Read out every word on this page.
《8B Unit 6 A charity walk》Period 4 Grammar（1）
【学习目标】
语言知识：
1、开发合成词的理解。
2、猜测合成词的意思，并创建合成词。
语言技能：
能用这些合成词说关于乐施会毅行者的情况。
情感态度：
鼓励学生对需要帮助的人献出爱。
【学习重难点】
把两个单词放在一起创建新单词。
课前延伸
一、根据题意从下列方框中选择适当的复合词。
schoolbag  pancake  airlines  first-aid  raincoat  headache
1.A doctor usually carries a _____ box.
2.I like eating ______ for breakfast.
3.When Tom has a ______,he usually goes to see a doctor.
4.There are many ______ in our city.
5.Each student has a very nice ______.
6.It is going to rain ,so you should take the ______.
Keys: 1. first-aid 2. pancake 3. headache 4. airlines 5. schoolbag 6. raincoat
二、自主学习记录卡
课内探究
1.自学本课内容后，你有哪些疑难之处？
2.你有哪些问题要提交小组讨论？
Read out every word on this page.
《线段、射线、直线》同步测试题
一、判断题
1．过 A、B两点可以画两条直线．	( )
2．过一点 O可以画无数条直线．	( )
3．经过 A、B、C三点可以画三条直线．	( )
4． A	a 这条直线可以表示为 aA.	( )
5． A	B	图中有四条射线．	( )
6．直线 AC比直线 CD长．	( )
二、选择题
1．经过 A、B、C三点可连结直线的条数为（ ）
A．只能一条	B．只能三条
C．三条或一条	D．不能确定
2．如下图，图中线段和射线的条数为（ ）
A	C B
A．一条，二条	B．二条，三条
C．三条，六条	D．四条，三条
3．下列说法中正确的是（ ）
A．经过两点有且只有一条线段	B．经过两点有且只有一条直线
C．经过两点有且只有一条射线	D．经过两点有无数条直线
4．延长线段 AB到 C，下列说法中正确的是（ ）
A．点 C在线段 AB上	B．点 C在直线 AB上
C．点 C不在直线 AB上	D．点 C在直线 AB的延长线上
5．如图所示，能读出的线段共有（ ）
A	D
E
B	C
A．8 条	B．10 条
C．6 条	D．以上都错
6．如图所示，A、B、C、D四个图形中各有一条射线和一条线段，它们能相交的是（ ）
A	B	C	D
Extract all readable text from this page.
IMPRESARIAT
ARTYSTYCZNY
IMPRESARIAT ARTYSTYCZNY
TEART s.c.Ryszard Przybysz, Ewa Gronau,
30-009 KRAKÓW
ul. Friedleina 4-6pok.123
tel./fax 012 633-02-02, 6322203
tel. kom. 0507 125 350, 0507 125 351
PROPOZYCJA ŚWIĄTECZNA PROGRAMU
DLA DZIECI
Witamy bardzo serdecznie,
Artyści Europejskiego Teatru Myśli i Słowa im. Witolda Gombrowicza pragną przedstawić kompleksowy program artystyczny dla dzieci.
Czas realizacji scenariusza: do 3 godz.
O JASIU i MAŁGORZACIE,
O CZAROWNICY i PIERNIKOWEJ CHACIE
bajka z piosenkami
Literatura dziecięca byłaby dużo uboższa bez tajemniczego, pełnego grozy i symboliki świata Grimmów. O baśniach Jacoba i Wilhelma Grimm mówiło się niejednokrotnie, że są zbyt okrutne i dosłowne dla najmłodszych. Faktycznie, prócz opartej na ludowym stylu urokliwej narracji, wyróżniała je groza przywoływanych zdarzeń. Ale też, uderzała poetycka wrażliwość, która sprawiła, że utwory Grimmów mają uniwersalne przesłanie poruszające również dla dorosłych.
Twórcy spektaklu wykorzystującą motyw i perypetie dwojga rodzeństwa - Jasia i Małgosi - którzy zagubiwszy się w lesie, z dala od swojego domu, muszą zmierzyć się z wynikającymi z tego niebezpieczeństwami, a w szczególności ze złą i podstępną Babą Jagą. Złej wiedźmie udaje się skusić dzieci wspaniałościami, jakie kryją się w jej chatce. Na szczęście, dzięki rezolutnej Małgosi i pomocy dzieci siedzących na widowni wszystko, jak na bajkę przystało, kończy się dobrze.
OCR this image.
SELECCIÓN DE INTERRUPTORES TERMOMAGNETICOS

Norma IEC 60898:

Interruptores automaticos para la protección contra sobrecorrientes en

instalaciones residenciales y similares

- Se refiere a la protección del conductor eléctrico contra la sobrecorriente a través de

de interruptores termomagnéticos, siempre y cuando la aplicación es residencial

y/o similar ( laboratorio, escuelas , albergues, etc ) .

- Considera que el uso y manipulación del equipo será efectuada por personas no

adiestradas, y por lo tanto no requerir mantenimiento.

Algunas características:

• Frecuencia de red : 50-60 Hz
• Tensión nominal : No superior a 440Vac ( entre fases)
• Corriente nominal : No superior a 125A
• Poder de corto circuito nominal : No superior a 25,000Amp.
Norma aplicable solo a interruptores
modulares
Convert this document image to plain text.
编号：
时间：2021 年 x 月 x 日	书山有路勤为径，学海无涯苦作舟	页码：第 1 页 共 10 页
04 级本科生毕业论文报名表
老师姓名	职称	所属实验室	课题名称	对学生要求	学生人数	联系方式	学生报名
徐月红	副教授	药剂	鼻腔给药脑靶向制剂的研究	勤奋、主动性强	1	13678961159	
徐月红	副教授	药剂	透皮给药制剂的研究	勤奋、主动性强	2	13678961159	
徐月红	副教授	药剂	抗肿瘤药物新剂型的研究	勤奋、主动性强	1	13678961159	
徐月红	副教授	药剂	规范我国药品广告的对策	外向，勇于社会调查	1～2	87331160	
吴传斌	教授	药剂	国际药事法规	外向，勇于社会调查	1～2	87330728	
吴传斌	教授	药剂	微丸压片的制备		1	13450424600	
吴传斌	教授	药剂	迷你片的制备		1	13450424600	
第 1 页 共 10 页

Task:
Go through the entries and repeat each one exactly.

Finished answer:
Read out every word on this page.
《8B Unit 6 A charity walk》Period 4 Grammar（1）
【学习目标】
语言知识：
1、开发合成词的理解。
2、猜测合成词的意思，并创建合成词。
语言技能：
能用这些合成词说关于乐施会毅行者的情况。
情感态度：
鼓励学生对需要帮助的人献出爱。
【学习重难点】
把两个单词放在一起创建新单词。
课前延伸
一、根据题意从下列方框中选择适当的复合词。
schoolbag  pancake  airlines  first-aid  raincoat  headache
1.A doctor usually carries a _____ box.
2.I like eating ______ for breakfast.
3.When Tom has a ______,he usually goes to see a doctor.
4.There are many ______ in our city.
5.Each student has a very nice ______.
6.It is going to rain ,so you should take the ______.
Keys: 1. first-aid 2. pancake 3. headache 4. airlines 5. schoolbag 6. raincoat
二、自主学习记录卡
课内探究
1.自学本课内容后，你有哪些疑难之处？
2.你有哪些问题要提交小组讨论？
Read out every word on this page.
《线段、射线、直线》同步测试题
一、判断题
1．过 A、B两点可以画两条直线．	( )
2．过一点 O可以画无数条直线．	( )
3．经过 A、B、C三点可以画三条直线．	( )
4． A	a 这条直线可以表示为 aA.	( )
5． A	B	图中有四条射线．	( )
6．直线 AC比直线 CD长．	( )
二、选择题
1．经过 A、B、C三点可连结直线的条数为（ ）
A．只能一条	B．只能三条
C．三条或一条	D．不能确定
2．如下图，图中线段和射线的条数为（ ）
A	C B
A．一条，二条	B．二条，三条
C．三条，六条	D．四条，三条
3．下列说法中正确的是（ ）
A．经过两点有且只有一条线段	B．经过两点有且只有一条直线
C．经过两点有且只有一条射线	D．经过两点有无数条直线
4．延长线段 AB到 C，下列说法中正确的是（ ）
A．点 C在线段 AB上	B．点 C在直线 AB上
C．点 C不在直线 AB上	D．点 C在直线 AB的延长线上
5．如图所示，能读出的线段共有（ ）
A	D
E
B	C
A．8 条	B．10 条
C．6 条	D．以上都错
6．如图所示，A、B、C、D四个图形中各有一条射线和一条线段，它们能相交的是（ ）
A	B	C	D
Extract all readable text from this page.
IMPRESARIAT
ARTYSTYCZNY
IMPRESARIAT ARTYSTYCZNY
TEART s.c.Ryszard Przybysz, Ewa Gronau,
30-009 KRAKÓW
ul. Friedleina 4-6pok.123
tel./fax 012 633-02-02, 6322203
tel. kom. 0507 125 350, 0507 125 351
PROPOZYCJA ŚWIĄTECZNA PROGRAMU
DLA DZIECI
Witamy bardzo serdecznie,
Artyści Europejskiego Teatru Myśli i Słowa im. Witolda Gombrowicza pragną przedstawić kompleksowy program artystyczny dla dzieci.
Czas realizacji scenariusza: do 3 godz.
O JASIU i MAŁGORZACIE,
O CZAROWNICY i PIERNIKOWEJ CHACIE
bajka z piosenkami
Literatura dziecięca byłaby dużo uboższa bez tajemniczego, pełnego grozy i symboliki świata Grimmów. O baśniach Jacoba i Wilhelma Grimm mówiło się niejednokrotnie, że są zbyt okrutne i dosłowne dla najmłodszych. Faktycznie, prócz opartej na ludowym stylu urokliwej narracji, wyróżniała je groza przywoływanych zdarzeń. Ale też, uderzała poetycka wrażliwość, która sprawiła, że utwory Grimmów mają uniwersalne przesłanie poruszające również dla dorosłych.
Twórcy spektaklu wykorzystującą motyw i perypetie dwojga rodzeństwa - Jasia i Małgosi - którzy zagubiwszy się w lesie, z dala od swojego domu, muszą zmierzyć się z wynikającymi z tego niebezpieczeństwami, a w szczególności ze złą i podstępną Babą Jagą. Złej wiedźmie udaje się skusić dzieci wspaniałościami, jakie kryją się w jej chatce. Na szczęście, dzięki rezolutnej Małgosi i pomocy dzieci siedzących na widowni wszystko, jak na bajkę przystało, kończy się dobrze.
OCR this image.
SELECCIÓN DE INTERRUPTORES TERMOMAGNETICOS

Norma IEC 60898:

Interruptores automaticos para la protección contra sobrecorrientes en

instalaciones residenciales y similares

- Se refiere a la protección del conductor eléctrico contra la sobrecorriente a través de

de interruptores termomagnéticos, siempre y cuando la aplicación es residencial

y/o similar ( laboratorio, escuelas , albergues, etc ) .

- Considera que el uso y manipulación del equipo será efectuada por personas no

adiestradas, y por lo tanto no requerir mantenimiento.

Algunas características:

• Frecuencia de red : 50-60 Hz
• Tensión nominal : No superior a 440Vac ( entre fases)
• Corriente nominal : No superior a 125A
• Poder de corto circuito nominal : No superior a 25,000Amp.
Norma aplicable solo a interruptores
modulares
Convert this document image to plain text.
编号：
时间：2021 年 x 月 x 日	书山有路勤为径，学海无涯苦作舟	页码：第 1 页 共 10 页
04 级本科生毕业论文报名表
老师姓名	职称	所属实验室	课题名称	对学生要求	学生人数	联系方式	学生报名
徐月红	副教授	药剂	鼻腔给药脑靶向制剂的研究	勤奋、主动性强	1	13678961159	
徐月红	副教授	药剂	透皮给药制剂的研究	勤奋、主动性强	2	13678961159	
徐月红	副教授	药剂	抗肿瘤药物新剂型的研究	勤奋、主动性强	1	13678961159	
徐月红	副教授	药剂	规范我国药品广告的对策	外向，勇于社会调查	1～2	87331160	
吴传斌	教授	药剂	国际药事法规	外向，勇于社会调查	1～2	87330728	
吴传斌	教授	药剂	微丸压片的制备		1	13450424600	
吴传斌	教授	药剂	迷你片的制备		1	13450424600	
第 1 页 共 10 页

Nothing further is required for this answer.